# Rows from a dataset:

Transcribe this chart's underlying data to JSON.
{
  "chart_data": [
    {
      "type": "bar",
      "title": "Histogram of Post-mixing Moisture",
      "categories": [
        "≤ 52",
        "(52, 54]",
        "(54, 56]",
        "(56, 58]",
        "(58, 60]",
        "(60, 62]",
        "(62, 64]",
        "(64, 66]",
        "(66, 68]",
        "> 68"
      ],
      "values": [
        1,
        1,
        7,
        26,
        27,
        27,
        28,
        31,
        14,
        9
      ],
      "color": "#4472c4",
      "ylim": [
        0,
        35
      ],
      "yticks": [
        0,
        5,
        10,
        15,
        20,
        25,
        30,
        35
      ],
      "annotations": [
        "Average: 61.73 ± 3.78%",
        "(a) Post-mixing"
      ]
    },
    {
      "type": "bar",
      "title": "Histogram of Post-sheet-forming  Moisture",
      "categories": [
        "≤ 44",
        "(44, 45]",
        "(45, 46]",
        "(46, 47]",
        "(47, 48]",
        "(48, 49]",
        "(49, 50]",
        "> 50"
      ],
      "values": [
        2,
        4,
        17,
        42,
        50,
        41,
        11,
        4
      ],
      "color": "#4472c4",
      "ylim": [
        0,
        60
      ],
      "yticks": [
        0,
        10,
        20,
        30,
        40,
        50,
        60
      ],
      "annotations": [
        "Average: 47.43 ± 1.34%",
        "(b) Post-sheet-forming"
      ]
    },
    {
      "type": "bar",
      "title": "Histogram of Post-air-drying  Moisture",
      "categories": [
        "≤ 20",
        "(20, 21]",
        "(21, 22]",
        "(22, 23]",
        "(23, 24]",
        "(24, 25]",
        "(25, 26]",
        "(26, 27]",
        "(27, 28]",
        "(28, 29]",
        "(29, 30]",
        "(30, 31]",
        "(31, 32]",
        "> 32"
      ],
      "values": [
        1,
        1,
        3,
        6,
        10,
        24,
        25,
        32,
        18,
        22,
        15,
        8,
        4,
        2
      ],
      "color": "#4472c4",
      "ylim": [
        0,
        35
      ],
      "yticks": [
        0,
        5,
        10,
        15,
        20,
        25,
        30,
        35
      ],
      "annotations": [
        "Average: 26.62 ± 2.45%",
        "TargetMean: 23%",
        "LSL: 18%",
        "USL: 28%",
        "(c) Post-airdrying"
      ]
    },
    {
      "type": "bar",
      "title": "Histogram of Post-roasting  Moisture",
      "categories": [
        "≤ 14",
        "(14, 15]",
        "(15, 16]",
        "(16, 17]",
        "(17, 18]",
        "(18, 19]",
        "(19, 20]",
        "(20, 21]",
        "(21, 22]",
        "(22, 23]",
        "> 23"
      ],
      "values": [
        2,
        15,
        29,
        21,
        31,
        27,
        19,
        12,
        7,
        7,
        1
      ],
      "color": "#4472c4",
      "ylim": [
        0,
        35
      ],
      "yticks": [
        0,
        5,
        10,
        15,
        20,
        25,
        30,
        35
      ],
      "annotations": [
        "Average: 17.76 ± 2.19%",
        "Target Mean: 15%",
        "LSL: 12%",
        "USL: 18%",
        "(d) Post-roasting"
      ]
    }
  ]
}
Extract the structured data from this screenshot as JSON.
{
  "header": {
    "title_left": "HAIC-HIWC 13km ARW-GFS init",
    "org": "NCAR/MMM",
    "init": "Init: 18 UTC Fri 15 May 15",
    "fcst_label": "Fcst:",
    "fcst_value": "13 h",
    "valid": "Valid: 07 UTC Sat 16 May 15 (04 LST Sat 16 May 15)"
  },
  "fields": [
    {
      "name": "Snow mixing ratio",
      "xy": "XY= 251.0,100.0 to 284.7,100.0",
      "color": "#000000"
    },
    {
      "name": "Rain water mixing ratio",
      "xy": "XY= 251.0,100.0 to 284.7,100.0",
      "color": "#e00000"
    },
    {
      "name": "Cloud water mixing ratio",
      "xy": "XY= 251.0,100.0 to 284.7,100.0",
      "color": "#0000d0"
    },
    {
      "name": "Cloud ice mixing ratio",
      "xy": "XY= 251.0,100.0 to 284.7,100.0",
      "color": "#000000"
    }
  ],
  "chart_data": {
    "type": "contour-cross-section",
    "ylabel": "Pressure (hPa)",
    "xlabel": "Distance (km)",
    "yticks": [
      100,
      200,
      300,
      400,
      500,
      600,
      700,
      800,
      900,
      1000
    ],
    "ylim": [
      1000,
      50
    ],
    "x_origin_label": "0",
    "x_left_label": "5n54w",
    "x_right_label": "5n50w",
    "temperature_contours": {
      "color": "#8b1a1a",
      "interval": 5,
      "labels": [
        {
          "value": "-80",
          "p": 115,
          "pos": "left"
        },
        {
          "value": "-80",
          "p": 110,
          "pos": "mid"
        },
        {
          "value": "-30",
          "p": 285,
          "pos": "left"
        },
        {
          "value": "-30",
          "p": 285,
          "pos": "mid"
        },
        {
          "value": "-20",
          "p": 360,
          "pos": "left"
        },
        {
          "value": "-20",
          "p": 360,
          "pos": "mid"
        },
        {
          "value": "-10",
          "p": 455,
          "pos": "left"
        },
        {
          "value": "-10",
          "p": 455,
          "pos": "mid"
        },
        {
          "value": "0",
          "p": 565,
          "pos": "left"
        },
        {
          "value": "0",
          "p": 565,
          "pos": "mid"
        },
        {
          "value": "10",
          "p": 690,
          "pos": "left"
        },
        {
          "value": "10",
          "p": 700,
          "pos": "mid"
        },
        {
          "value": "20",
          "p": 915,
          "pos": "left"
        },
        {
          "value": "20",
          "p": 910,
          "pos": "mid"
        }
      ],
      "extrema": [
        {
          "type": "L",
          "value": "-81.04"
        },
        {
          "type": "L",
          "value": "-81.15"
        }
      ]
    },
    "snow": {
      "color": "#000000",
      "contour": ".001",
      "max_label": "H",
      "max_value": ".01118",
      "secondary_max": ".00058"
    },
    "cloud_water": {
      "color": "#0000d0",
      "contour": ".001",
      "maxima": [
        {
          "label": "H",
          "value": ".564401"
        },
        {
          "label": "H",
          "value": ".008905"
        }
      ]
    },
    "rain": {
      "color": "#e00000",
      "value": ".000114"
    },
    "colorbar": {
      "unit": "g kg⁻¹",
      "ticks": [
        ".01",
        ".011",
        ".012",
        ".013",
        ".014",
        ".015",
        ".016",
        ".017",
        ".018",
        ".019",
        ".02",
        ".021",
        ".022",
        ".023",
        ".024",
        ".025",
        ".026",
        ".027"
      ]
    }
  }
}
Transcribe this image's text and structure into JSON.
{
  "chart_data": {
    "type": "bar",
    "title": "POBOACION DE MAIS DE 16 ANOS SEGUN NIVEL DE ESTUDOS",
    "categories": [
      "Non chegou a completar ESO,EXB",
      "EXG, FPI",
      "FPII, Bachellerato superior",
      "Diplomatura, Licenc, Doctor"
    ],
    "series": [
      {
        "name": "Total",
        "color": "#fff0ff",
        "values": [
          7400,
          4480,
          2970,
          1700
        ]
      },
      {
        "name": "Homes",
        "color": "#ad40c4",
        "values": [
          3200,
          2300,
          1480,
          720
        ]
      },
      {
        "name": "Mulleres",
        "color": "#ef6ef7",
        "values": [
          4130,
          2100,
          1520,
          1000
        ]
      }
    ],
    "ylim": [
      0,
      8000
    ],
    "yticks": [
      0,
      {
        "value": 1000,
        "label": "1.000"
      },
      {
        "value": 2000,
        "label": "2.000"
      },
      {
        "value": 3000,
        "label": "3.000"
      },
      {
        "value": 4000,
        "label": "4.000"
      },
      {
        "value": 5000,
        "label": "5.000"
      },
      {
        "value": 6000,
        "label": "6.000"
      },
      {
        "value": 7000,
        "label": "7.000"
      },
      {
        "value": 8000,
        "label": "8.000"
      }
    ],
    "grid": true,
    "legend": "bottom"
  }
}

# TASK PROMPT:
Locate all lines holding the word "sheet", then copy them out.

# EXERCISE OUTPUT:
      "title": "Histogram of Post-sheet-forming  Moisture",
        "(b) Post-sheet-forming"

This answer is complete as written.